• _REQUIREMENTS_: Pick out every line in the data below that holds "ylabel".

----------

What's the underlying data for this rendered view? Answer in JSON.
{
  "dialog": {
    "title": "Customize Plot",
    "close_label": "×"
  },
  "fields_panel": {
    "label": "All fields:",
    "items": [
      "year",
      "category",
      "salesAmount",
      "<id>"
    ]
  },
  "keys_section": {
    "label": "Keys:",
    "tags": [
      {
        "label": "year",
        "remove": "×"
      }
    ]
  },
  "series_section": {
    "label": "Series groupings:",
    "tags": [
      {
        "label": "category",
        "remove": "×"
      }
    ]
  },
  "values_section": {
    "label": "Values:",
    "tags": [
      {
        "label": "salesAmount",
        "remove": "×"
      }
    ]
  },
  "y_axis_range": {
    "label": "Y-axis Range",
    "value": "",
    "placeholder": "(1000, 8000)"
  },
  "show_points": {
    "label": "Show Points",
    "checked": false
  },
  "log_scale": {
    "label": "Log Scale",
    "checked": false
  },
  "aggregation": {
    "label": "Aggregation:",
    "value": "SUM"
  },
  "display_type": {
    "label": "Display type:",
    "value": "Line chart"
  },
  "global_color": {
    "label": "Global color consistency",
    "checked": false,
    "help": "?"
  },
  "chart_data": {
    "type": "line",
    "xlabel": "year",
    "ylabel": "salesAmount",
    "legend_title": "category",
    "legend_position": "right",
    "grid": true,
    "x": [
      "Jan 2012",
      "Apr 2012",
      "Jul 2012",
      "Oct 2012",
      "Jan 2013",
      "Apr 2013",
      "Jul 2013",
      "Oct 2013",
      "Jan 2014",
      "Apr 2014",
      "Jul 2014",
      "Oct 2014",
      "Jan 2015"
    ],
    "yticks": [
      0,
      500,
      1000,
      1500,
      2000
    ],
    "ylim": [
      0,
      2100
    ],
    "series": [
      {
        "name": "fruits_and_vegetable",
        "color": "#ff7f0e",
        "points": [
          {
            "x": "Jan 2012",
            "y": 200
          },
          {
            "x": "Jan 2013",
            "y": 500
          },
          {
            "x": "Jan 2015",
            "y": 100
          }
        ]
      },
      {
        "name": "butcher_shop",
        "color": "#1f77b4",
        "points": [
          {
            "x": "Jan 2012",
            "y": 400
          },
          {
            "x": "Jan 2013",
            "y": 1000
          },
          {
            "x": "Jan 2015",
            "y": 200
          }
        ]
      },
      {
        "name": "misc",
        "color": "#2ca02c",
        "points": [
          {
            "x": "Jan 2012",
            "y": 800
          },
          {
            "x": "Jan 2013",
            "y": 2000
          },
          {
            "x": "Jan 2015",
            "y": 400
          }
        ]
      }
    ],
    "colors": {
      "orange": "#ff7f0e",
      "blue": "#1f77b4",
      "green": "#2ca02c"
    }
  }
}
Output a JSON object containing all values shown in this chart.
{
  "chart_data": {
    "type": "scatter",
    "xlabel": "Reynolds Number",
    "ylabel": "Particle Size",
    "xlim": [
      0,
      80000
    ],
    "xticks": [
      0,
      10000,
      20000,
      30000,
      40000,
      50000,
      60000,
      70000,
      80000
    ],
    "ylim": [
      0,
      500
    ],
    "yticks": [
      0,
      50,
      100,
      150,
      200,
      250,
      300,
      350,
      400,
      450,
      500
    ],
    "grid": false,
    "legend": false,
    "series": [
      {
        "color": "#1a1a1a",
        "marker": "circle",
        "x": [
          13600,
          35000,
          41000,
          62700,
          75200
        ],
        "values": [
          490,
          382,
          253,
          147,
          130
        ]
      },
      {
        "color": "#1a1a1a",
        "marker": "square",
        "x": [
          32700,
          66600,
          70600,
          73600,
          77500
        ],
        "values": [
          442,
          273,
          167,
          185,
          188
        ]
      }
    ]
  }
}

----------

• _RESULT OF THE TASK_:
    "ylabel": "salesAmount",
    "ylabel": "Particle Size",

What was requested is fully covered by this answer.